• _What is expected_
Print all the data, keeping every line exactly as it is.

--- START ---

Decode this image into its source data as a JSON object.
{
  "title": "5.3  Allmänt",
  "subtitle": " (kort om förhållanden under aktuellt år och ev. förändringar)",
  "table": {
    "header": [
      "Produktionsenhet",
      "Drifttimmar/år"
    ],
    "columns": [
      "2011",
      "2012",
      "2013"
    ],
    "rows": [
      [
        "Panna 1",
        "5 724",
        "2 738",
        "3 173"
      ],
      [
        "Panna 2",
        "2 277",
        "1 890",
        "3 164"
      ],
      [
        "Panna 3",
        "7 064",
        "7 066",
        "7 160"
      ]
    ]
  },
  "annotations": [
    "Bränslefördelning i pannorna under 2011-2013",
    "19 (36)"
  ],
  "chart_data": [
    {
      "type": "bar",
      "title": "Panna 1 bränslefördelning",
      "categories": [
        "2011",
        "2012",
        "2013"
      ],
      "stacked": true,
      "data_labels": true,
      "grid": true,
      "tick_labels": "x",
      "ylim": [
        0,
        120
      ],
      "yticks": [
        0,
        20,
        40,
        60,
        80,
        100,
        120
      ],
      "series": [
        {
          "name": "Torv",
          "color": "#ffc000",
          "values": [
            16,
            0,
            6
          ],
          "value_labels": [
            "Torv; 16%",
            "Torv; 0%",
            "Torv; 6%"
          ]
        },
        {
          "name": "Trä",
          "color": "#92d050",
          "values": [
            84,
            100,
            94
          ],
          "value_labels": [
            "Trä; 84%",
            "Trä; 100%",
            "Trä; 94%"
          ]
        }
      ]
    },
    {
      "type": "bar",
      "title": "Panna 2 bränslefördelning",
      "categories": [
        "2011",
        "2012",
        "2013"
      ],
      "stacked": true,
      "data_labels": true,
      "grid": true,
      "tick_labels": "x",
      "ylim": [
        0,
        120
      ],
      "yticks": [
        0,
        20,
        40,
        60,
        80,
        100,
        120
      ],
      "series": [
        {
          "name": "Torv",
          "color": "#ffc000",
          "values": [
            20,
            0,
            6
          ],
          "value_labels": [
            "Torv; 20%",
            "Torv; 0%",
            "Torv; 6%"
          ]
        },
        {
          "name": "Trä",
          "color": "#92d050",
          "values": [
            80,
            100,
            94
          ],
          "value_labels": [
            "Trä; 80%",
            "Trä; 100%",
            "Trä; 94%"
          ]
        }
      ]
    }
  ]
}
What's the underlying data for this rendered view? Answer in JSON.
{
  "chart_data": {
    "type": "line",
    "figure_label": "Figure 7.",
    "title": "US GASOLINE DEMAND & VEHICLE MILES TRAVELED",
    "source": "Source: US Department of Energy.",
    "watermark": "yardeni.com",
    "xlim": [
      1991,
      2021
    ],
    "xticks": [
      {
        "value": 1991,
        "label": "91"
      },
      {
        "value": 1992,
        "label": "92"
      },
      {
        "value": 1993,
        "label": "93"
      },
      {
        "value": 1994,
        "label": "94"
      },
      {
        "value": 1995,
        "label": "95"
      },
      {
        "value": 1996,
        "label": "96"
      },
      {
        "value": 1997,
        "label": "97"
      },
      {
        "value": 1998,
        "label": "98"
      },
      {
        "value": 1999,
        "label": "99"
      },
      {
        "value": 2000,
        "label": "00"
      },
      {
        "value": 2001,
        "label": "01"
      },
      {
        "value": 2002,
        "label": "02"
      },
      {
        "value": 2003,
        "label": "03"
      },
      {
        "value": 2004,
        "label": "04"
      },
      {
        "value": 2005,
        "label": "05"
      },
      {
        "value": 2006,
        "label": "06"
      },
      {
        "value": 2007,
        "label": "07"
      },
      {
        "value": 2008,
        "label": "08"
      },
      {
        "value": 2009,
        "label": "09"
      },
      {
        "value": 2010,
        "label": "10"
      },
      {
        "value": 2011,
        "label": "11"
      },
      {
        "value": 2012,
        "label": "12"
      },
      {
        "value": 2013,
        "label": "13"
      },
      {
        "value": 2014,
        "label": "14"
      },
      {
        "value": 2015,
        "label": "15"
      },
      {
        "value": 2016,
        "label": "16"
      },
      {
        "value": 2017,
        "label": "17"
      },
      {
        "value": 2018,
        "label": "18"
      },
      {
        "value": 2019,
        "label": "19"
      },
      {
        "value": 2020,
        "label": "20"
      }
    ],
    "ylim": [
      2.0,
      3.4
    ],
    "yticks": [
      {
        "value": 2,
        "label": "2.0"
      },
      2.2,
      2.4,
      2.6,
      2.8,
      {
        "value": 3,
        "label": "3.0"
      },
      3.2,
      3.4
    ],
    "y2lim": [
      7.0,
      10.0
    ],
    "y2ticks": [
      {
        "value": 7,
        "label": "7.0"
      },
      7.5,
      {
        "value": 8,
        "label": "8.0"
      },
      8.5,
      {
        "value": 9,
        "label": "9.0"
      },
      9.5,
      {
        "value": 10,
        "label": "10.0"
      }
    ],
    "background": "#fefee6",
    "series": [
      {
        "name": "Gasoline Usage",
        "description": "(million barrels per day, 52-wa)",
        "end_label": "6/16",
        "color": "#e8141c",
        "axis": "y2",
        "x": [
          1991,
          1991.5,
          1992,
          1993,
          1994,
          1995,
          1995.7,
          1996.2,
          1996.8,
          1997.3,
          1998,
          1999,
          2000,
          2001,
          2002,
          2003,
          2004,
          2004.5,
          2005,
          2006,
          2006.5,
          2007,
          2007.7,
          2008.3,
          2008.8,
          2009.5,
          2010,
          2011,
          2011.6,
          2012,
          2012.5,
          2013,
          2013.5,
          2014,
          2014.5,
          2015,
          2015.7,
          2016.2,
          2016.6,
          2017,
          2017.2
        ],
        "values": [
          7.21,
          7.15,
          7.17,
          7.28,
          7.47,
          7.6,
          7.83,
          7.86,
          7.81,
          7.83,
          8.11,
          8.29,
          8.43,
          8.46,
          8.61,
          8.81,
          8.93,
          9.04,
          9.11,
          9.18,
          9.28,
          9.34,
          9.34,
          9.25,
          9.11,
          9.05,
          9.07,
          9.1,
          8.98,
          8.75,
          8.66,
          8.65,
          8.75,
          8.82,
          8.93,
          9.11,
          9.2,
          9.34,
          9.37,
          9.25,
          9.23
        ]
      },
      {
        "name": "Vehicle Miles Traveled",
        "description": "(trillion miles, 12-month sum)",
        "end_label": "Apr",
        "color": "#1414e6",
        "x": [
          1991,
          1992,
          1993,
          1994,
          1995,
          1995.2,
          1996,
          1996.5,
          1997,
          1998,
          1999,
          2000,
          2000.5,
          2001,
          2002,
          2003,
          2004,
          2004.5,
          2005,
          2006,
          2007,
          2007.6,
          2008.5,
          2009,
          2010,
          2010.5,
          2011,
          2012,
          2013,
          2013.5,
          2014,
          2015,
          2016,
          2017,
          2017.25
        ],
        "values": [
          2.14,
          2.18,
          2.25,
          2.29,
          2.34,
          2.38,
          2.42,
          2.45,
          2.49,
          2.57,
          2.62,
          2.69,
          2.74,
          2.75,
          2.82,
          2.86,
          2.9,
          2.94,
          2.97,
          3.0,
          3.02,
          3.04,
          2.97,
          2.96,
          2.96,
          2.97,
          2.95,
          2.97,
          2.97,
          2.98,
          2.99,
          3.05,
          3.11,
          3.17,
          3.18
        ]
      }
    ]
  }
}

--- END ---

• _Output of the task_
Decode this image into its source data as a JSON object.
{
  "title": "5.3  Allmänt",
  "subtitle": " (kort om förhållanden under aktuellt år och ev. förändringar)",
  "table": {
    "header": [
      "Produktionsenhet",
      "Drifttimmar/år"
    ],
    "columns": [
      "2011",
      "2012",
      "2013"
    ],
    "rows": [
      [
        "Panna 1",
        "5 724",
        "2 738",
        "3 173"
      ],
      [
        "Panna 2",
        "2 277",
        "1 890",
        "3 164"
      ],
      [
        "Panna 3",
        "7 064",
        "7 066",
        "7 160"
      ]
    ]
  },
  "annotations": [
    "Bränslefördelning i pannorna under 2011-2013",
    "19 (36)"
  ],
  "chart_data": [
    {
      "type": "bar",
      "title": "Panna 1 bränslefördelning",
      "categories": [
        "2011",
        "2012",
        "2013"
      ],
      "stacked": true,
      "data_labels": true,
      "grid": true,
      "tick_labels": "x",
      "ylim": [
        0,
        120
      ],
      "yticks": [
        0,
        20,
        40,
        60,
        80,
        100,
        120
      ],
      "series": [
        {
          "name": "Torv",
          "color": "#ffc000",
          "values": [
            16,
            0,
            6
          ],
          "value_labels": [
            "Torv; 16%",
            "Torv; 0%",
            "Torv; 6%"
          ]
        },
        {
          "name": "Trä",
          "color": "#92d050",
          "values": [
            84,
            100,
            94
          ],
          "value_labels": [
            "Trä; 84%",
            "Trä; 100%",
            "Trä; 94%"
          ]
        }
      ]
    },
    {
      "type": "bar",
      "title": "Panna 2 bränslefördelning",
      "categories": [
        "2011",
        "2012",
        "2013"
      ],
      "stacked": true,
      "data_labels": true,
      "grid": true,
      "tick_labels": "x",
      "ylim": [
        0,
        120
      ],
      "yticks": [
        0,
        20,
        40,
        60,
        80,
        100,
        120
      ],
      "series": [
        {
          "name": "Torv",
          "color": "#ffc000",
          "values": [
            20,
            0,
            6
          ],
          "value_labels": [
            "Torv; 20%",
            "Torv; 0%",
            "Torv; 6%"
          ]
        },
        {
          "name": "Trä",
          "color": "#92d050",
          "values": [
            80,
            100,
            94
          ],
          "value_labels": [
            "Trä; 80%",
            "Trä; 100%",
            "Trä; 94%"
          ]
        }
      ]
    }
  ]
}
What's the underlying data for this rendered view? Answer in JSON.
{
  "chart_data": {
    "type": "line",
    "figure_label": "Figure 7.",
    "title": "US GASOLINE DEMAND & VEHICLE MILES TRAVELED",
    "source": "Source: US Department of Energy.",
    "watermark": "yardeni.com",
    "xlim": [
      1991,
      2021
    ],
    "xticks": [
      {
        "value": 1991,
        "label": "91"
      },
      {
        "value": 1992,
        "label": "92"
      },
      {
        "value": 1993,
        "label": "93"
      },
      {
        "value": 1994,
        "label": "94"
      },
      {
        "value": 1995,
        "label": "95"
      },
      {
        "value": 1996,
        "label": "96"
      },
      {
        "value": 1997,
        "label": "97"
      },
      {
        "value": 1998,
        "label": "98"
      },
      {
        "value": 1999,
        "label": "99"
      },
      {
        "value": 2000,
        "label": "00"
      },
      {
        "value": 2001,
        "label": "01"
      },
      {
        "value": 2002,
        "label": "02"
      },
      {
        "value": 2003,
        "label": "03"
      },
      {
        "value": 2004,
        "label": "04"
      },
      {
        "value": 2005,
        "label": "05"
      },
      {
        "value": 2006,
        "label": "06"
      },
      {
        "value": 2007,
        "label": "07"
      },
      {
        "value": 2008,
        "label": "08"
      },
      {
        "value": 2009,
        "label": "09"
      },
      {
        "value": 2010,
        "label": "10"
      },
      {
        "value": 2011,
        "label": "11"
      },
      {
        "value": 2012,
        "label": "12"
      },
      {
        "value": 2013,
        "label": "13"
      },
      {
        "value": 2014,
        "label": "14"
      },
      {
        "value": 2015,
        "label": "15"
      },
      {
        "value": 2016,
        "label": "16"
      },
      {
        "value": 2017,
        "label": "17"
      },
      {
        "value": 2018,
        "label": "18"
      },
      {
        "value": 2019,
        "label": "19"
      },
      {
        "value": 2020,
        "label": "20"
      }
    ],
    "ylim": [
      2.0,
      3.4
    ],
    "yticks": [
      {
        "value": 2,
        "label": "2.0"
      },
      2.2,
      2.4,
      2.6,
      2.8,
      {
        "value": 3,
        "label": "3.0"
      },
      3.2,
      3.4
    ],
    "y2lim": [
      7.0,
      10.0
    ],
    "y2ticks": [
      {
        "value": 7,
        "label": "7.0"
      },
      7.5,
      {
        "value": 8,
        "label": "8.0"
      },
      8.5,
      {
        "value": 9,
        "label": "9.0"
      },
      9.5,
      {
        "value": 10,
        "label": "10.0"
      }
    ],
    "background": "#fefee6",
    "series": [
      {
        "name": "Gasoline Usage",
        "description": "(million barrels per day, 52-wa)",
        "end_label": "6/16",
        "color": "#e8141c",
        "axis": "y2",
        "x": [
          1991,
          1991.5,
          1992,
          1993,
          1994,
          1995,
          1995.7,
          1996.2,
          1996.8,
          1997.3,
          1998,
          1999,
          2000,
          2001,
          2002,
          2003,
          2004,
          2004.5,
          2005,
          2006,
          2006.5,
          2007,
          2007.7,
          2008.3,
          2008.8,
          2009.5,
          2010,
          2011,
          2011.6,
          2012,
          2012.5,
          2013,
          2013.5,
          2014,
          2014.5,
          2015,
          2015.7,
          2016.2,
          2016.6,
          2017,
          2017.2
        ],
        "values": [
          7.21,
          7.15,
          7.17,
          7.28,
          7.47,
          7.6,
          7.83,
          7.86,
          7.81,
          7.83,
          8.11,
          8.29,
          8.43,
          8.46,
          8.61,
          8.81,
          8.93,
          9.04,
          9.11,
          9.18,
          9.28,
          9.34,
          9.34,
          9.25,
          9.11,
          9.05,
          9.07,
          9.1,
          8.98,
          8.75,
          8.66,
          8.65,
          8.75,
          8.82,
          8.93,
          9.11,
          9.2,
          9.34,
          9.37,
          9.25,
          9.23
        ]
      },
      {
        "name": "Vehicle Miles Traveled",
        "description": "(trillion miles, 12-month sum)",
        "end_label": "Apr",
        "color": "#1414e6",
        "x": [
          1991,
          1992,
          1993,
          1994,
          1995,
          1995.2,
          1996,
          1996.5,
          1997,
          1998,
          1999,
          2000,
          2000.5,
          2001,
          2002,
          2003,
          2004,
          2004.5,
          2005,
          2006,
          2007,
          2007.6,
          2008.5,
          2009,
          2010,
          2010.5,
          2011,
          2012,
          2013,
          2013.5,
          2014,
          2015,
          2016,
          2017,
          2017.25
        ],
        "values": [
          2.14,
          2.18,
          2.25,
          2.29,
          2.34,
          2.38,
          2.42,
          2.45,
          2.49,
          2.57,
          2.62,
          2.69,
          2.74,
          2.75,
          2.82,
          2.86,
          2.9,
          2.94,
          2.97,
          3.0,
          3.02,
          3.04,
          2.97,
          2.96,
          2.96,
          2.97,
          2.95,
          2.97,
          2.97,
          2.98,
          2.99,
          3.05,
          3.11,
          3.17,
          3.18
        ]
      }
    ]
  }
}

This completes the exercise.